**Directions:** Find the lines holding the word "based" and collect them.

**Task inputs:**
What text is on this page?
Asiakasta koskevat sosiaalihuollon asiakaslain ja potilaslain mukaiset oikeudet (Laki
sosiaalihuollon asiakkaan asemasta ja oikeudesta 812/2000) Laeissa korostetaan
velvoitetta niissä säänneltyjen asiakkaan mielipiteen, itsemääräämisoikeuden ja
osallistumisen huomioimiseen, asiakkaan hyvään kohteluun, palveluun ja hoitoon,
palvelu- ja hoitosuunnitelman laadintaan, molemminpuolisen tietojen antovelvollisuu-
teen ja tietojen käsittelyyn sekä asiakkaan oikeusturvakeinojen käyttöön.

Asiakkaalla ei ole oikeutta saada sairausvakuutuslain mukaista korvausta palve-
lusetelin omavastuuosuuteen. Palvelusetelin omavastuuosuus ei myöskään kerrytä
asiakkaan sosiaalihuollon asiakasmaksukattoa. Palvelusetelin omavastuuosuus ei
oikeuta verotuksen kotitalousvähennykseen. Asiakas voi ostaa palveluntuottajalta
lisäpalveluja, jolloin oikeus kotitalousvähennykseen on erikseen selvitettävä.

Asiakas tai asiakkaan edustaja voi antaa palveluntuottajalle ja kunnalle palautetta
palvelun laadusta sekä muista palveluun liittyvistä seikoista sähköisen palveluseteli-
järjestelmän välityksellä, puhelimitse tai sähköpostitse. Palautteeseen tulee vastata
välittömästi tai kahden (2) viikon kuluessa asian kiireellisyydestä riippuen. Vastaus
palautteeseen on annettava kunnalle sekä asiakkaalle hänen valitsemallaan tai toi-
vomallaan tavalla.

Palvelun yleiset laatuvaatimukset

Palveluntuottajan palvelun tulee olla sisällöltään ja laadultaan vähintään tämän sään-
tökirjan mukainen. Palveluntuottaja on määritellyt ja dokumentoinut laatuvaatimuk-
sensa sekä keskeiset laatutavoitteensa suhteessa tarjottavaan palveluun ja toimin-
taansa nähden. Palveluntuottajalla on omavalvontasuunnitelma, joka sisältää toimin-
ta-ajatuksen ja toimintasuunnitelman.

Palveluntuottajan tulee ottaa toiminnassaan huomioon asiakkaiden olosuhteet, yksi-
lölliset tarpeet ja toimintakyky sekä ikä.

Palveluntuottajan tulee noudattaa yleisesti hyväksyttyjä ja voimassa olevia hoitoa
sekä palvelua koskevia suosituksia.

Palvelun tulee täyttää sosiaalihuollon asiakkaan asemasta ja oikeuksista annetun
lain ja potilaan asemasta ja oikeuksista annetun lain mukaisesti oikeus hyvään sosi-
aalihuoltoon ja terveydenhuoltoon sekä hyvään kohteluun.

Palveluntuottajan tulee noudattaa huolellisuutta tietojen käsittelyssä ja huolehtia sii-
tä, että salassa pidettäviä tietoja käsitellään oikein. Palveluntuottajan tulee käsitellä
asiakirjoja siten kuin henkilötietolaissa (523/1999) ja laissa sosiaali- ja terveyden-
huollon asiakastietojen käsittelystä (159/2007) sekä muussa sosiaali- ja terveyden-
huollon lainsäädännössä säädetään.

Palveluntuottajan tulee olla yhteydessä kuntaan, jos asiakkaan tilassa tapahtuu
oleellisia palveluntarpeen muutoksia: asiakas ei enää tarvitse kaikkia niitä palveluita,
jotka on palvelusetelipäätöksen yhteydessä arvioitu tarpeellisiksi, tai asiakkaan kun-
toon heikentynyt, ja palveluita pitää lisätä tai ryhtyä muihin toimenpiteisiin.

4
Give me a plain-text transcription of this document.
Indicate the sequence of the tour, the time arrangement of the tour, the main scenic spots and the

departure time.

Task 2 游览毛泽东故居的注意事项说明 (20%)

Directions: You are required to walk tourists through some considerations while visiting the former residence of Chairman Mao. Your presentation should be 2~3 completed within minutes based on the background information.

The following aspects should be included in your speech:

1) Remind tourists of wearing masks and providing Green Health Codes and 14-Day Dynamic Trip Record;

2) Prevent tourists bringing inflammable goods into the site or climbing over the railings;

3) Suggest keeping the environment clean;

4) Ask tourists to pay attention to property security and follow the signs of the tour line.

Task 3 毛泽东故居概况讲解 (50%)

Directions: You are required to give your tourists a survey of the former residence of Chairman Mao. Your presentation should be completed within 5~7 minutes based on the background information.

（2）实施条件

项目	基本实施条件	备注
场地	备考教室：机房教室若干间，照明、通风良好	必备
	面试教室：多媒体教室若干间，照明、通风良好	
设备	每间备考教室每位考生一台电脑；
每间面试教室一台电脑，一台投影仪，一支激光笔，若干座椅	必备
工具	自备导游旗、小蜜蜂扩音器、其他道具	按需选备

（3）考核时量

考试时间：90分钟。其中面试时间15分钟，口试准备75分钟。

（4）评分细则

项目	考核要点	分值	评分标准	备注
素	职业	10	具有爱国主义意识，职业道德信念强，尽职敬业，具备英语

**Answer for the task:**
Directions: You are required to walk tourists through some considerations while visiting the former residence of Chairman Mao. Your presentation should be 2~3 completed within minutes based on the background information.
Directions: You are required to give your tourists a survey of the former residence of Chairman Mao. Your presentation should be completed within 5~7 minutes based on the background information.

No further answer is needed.